Fragmento del texto:

Mariana Dopazo es aficionada a la fotografía. Abre una caja y remueve cámaras y lentes. Hay también varios sobres con tiras de negativos. Son fotos de una ronda de Madres de Plaza de Mayo tomadas en 1996. Por entonces Mariana trabajaba en un banco a dos cuadras de la plaza. “Me escapaba e iba a sacar fotos. Habitar esos espacios colectivos con semejante apellido no era posible para mí. Esta era yo a través de una lente en ese mundo de las marchas y reclamos, pero sin poder habitarlo”. Mariana hace cuentas mientras por primera vez en la conversación se le ablanda el gesto. “El cambio de apellido me lo dan en diciembre de 2016 y esto es del 96. O sea que entre estas fotos y ese cambio de posición que me permite verdaderamente abrazar lo colectivo pasaron exactamente 20 años”.

–La otra gran pregunta cuando aparecen en la esfera pública voces como la tuya es ¿qué saben? No puedo dejar de pensar en Chicha Mariani interpelando a Etchecolatz durante el juicio que en 2006 terminó con la primera perpetua y con la desaparición de Julio López. Chicha le dice a Etchecolatz que suelte el rosario y alivie su conciencia diciendo lo que sabe en torno al destino de Clara Anahí. Chicha partió sin encontrar a su nieta. Pero quiso conocerte. ¿Cómo fue ese encuentro?

–Ella me manda un mail, muy formal, respetuoso y a su vez muy amoroso. Y además a modo de pregunta, me decía si veía posible un encuentro. Llevó un tiempo armarlo porque a mí se me planteaba como muy tremendo esto que vos decís: cómo decir qué no van a hablar, que no van a decir lo que saben. Como era trasmitir eso…

–En el entorno familiar ustedes no tuvieron información.

–En mi caso particular no hubo información porque Etchecolatz era un tipo hermético, de verdad nosotros no sabíamos nada. En otros casos ha habido policías y militares que han contado algunas cosas, pero eso en nuestra casa no pasó. Había un hermetismo enorme. Pero esa era parte de la repuesta, no era toda. Porque después cuando elaboro estas cuestiones, estaba eso: que no van a hablar. Porque tienen esos armados de justicia, por lo menos Etchecolatz, de justicia divina. Una cosa que tampoco hay que pensarla como una locura sino como una línea de pensamiento que ellos sostuvieron. Y entonces volviendo a Chicha, armamos un encuentro. Lo que pedí por favor que sea en privado, que no roce ninguna cuestión publica. Que no haya medios que lo sepa la menor cantidad de gente posible. Y Chicha aceptó. Y entonces nos encontramos con muy poquitas personas. Y tomamos el té con unas galletitas y unos bizcochitos y ella me agarró la mano y no me la soltó en toda la charla. Fue muy conmovedor. Y ella hizo su pregunta y yo respondí.

Conjunto de tareas:
(a) Según la entrevista a Mariana Dopazo, ¿cuándo le otorgaron el cambio de apellido?
(b) Reduce a una lista breve el párrafo de la entrevista a Mariana Dopazo que empieza con «En mi caso particular no hubo información» y conserva sus datos principales.
(c) Prosigue la entrevista a Mariana Dopazo a partir de su última línea.
No hace falta consultar el material para resolver nada.

Datos proporcionados:
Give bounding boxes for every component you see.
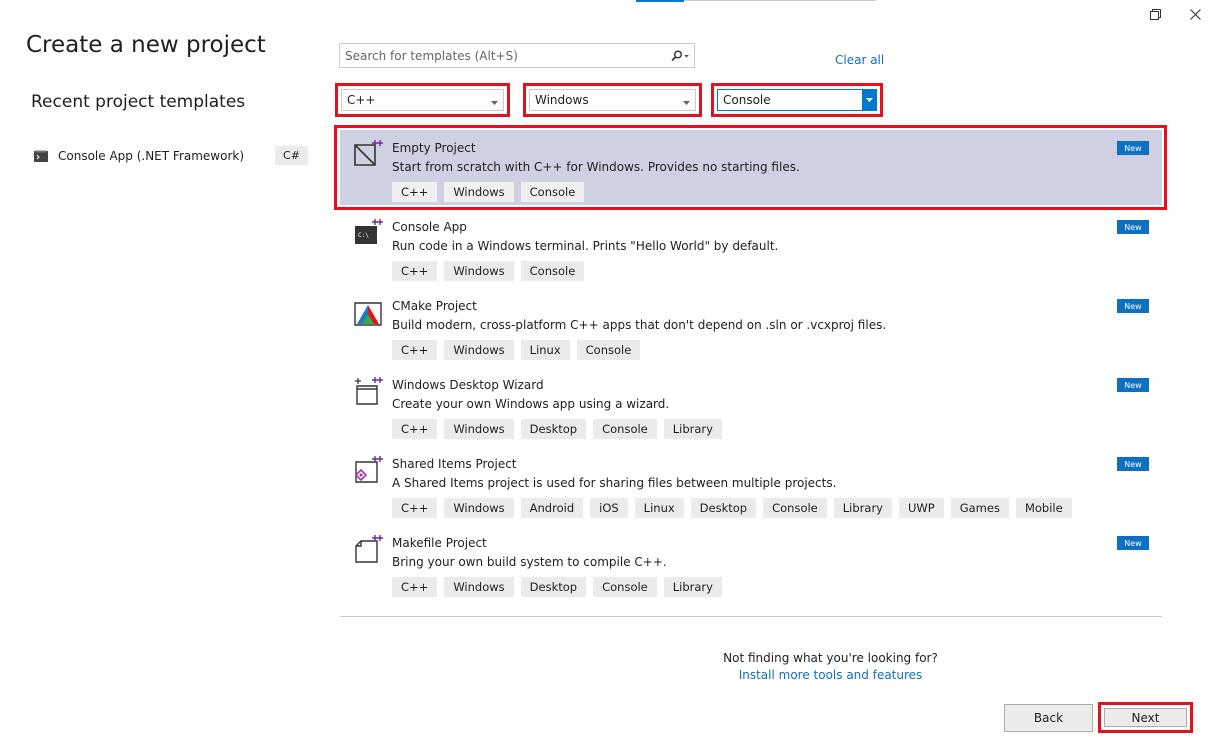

Respuestas por tarea:
(a) En diciembre de 2016.

(b)
- En su casa no hubo información: Etchecolatz era hermético y la familia no sabía nada.
- En otros casos, policías y militares contaron algunas cosas, pero en esa casa no ocurrió.
- El hermetismo era solo parte de la respuesta. Además, no van a hablar por su idea de justicia divina, que no debe verse como una locura sino como una línea de pensamiento que sostuvieron.
- Con Chicha organizaron un encuentro privado, sin medios y con muy pocas personas, y Chicha aceptó.
- Tomaron el té con galletitas y bizcochitos. Chicha le sostuvo la mano durante toda la charla, hizo su pregunta y recibió una respuesta.

(c)
–La pregunta naturalmente era que sabías de Clara Anahí.

–Exactamente. Entonces le respondí y ella volvió a preguntarme un par de veces más y yo volví a responderle todas las veces que hubiera sido necesario.

–¿Qué te dijo Chicha? Cuando se encontraron tu voz ya era pública.

–Que la conmovía profundamente todo el proceso que yo había hecho. La valentía que había tenido. Y en algún momento cuela algo de mi madre también, como algo del sostén y la posibilidad. Pero sobre todo eso, la valentía. Que yo nunca lo sentí así, yo no lo veo un acto valiente. Lo veo un acto desobediente.

–En algún momento una querida revista te ofrece hacer una tapa compartida con Rubén López, el hijo Julio López, desaparecido en el marco del primer juicio a Etchecolatz. Desaparición que permanece impune desde 2006. Dijiste que no a esa tapa. ¿Por qué?

–Me lo ofrecieron también muy amorosamente. Dije que no porque me parecía que era la tapa estrella que nos iba a dejar estrellados. A él y a mí. Era una foto tremenda: la hija del genocida y el hijo de dos veces desaparecido Jorge Julio López. No había posibilidad de verle nada bueno a esa foto. Nada. Después con Rubén, armamos una relación entre nosotros por fuera de esto.

–¿Qué se ponía en juego en esa imagen?

–La idea de la reconciliación. Éramos como los iconos de la reconciliación juntos en esa foto. Era eso: la idea de la reconciliación con dos personajes potentes en términos de terrorismo de estado. La potencia estaba en eso: juntos abrazándose.

Mariana vuelve a las fotos de su primera infancia en Avellaneda, poniendo en juego una revisión feminista de su biografía. Está convencida de que en el linaje de su madre y su abuela pudo hacer pie para desmarcarse del legado genocida de Etchecolatz.

–Cuándo pedís a la justicia el cambio de apellido homenajeás al linaje Dopazo.

–Mi infancia en la casa de los abuelos maternos fue una de las plataformas que me posibilitó dar este salto. Y que no fuera un salto al vacío: yo pude desafiliarme del horror porque antes había habitado algo bueno. Es esta infancia. Mi abuela Pocha le decía a Etchecolatz mal bicho. Y a veces el innombrable. La recuerdo haciendo asados en la terraza. Ella y mis tías abuelas eran minas desobedientes, no agachaban la cabeza.

–En el escrito que presentaste a la justicia encontraste un par de fórmulas muy contundentes en ese escrito sobre las que me gustaría volver. Una de ellas es “no le permito más ser mi padre”.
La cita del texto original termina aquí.